Text provided -

Friday, January 25, 2008

Lee McIntyre: Dark Ages: The Case for a Science of Human Behavior

My review will appear in Philosophy in Review

Lee McIntyre Dark Ages: The Case for a Science of Human Behavior. Cambridge, Massachusetts and London: MIT Press 2006. Pp. xx + 144. (Paper: ISBN: 0-262-13469-1)

Lee McIntyre is a man on a mission. He has written a book which is not a monograph on the philosophy of the social sciences, but rather a manifesto and a call to arms. We must save the social and behavioral sciences in time for the social and behavioral sciences to save us! Our technologically modern world is still plagued by the ancient societal ills of crime, war, poverty, etc. However, McIntyre is convinced that with a bit of pluck and methodological purity, the human sciences can become genuinely predictive. Once that happens, human beings will be able to cure society’s ills with the help of evidence-based, rational, and scientifically valid policies. Appropriately, Dark Ages is written with painstaking concern for clarity and is addressed to a rather broader reading public than would be usually associated with the MIT Press.

According to McIntyre, the human sciences are currently in a very sorry state. While the natural sciences have largely thrown off the shackles of cultural dogmas, research and theory-building in the social and behavioral sciences are still held back by religious and ideological prejudice. He mostly cites examples of the pernicious effects of liberal political correctness, which stymies the search for innate gender and ethnic differences (as illustrated by the reception of Hermstein and Murray’s book, The Bell Curve) and which blindly attacks any methodologically sound research that might undermine liberal policy dogmas (such as Gary Kleck’s work on guns and violence in America). More generally, people simply try to avoid serious confrontations with ideas – such as the thesis that freedom of the will is an illusion – that challenge their fundamental human self-worth. McIntyre does not offer his own speculations on any of these emotionally-charged topics, but rather insists that we must wait upon the self-correcting process of scientific discovery to give us answers.

Dataset section -

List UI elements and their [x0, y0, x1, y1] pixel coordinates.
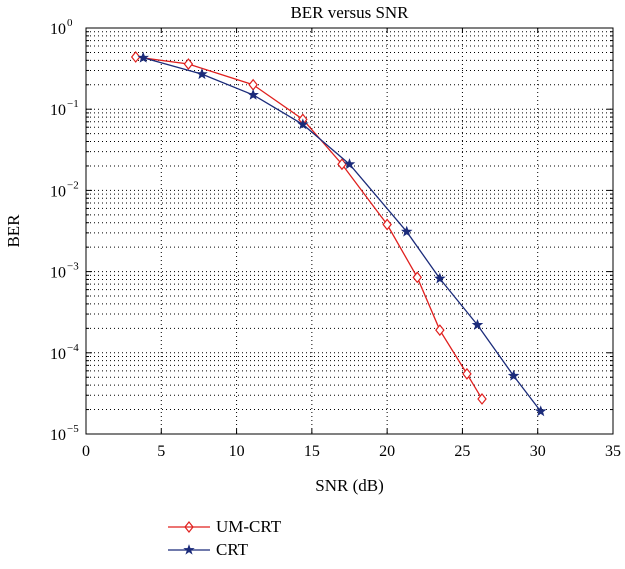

List of tasks -
A) According to the book review, in which publication will the review appear?
B) Please continue the book review from its last sentence.

Outputs in order -
A) Philosophy in Review.

B)
McIntyre further claims that the human sciences have suffered because they have failed to adopt the self-critical empiricist methodology that has propelled the natural sciences to greatness. He retells the story of the “cold fusion” fiasco of 1989 as an example of how the validity of scientific knowledge is preserved by the constant vigilance of researchers who seek the empirical falsification of proposed hypotheses. Unfortunately, such attempts at falsification are rarely made in the human sciences.

Some might claim that the quest for predictive human sciences faces obstacles with which the predictive natural sciences did not have to contend. McIntyre counters by employing historical examples to demonstrate that the natural sciences had to overcome the same kinds of methodological and societal barriers as face the social sciences today. Early modern physics and astronomy had to free themselves of a disciplinary mind-set which eschewed empirical testing and sought truth through sheer intellectual speculation. The authority of Aristotle, Scripture, and Church doctrine blocked the way towards genuine advances. McIntyre devotes half a chapter to recounting Galileo’s battle for the heliocentric model of the universe as an illustration of how the natural sciences prevailed over the kinds of biases and methodological weaknesses that still plague the social sciences today.

Another challenge comes from the philosophy of the social sciences. Some philosophers claim that it is impossible to describe human psychology in terms of the kinds of explanatory laws which make possible the scientific prediction and control of natural phenomena. McIntyre is well aware of this trend of thought; he has devoted an entire earlier book, Laws and Explanations in the Social Sciences: Defending a Science of Human Behavior to the examination and critique of such claims. In what should have been the most philosophically interesting section of the book, McIntyre spends a mere fifteen pages describing and dismissing what he counts as the five major arguments made against the possibility of a predictive social science: A) The subject matter of the human sciences may appear to be overwhelmingly complex, but McIntyre assures us that the natural sciences have successfully studied complex systems. B) “Human behavior is part of an open system” (27) and thus determined by a potentially infinite array of factors, but this claim must itself be proven, and in any case science can handle open systems. C) Critics may say that “it is impossible to be objective about our own behavior” (28), but the natural sciences have also had to contend with illegitimate biases and interests. D) It is often impossible to perform controlled experiments in the social sciences, but that is also true of geology and astronomy. E) If people have free will, their behavior cannot be predicted. McIntyre replies that the hypothesis of human free must itself be subjected to empirical testing.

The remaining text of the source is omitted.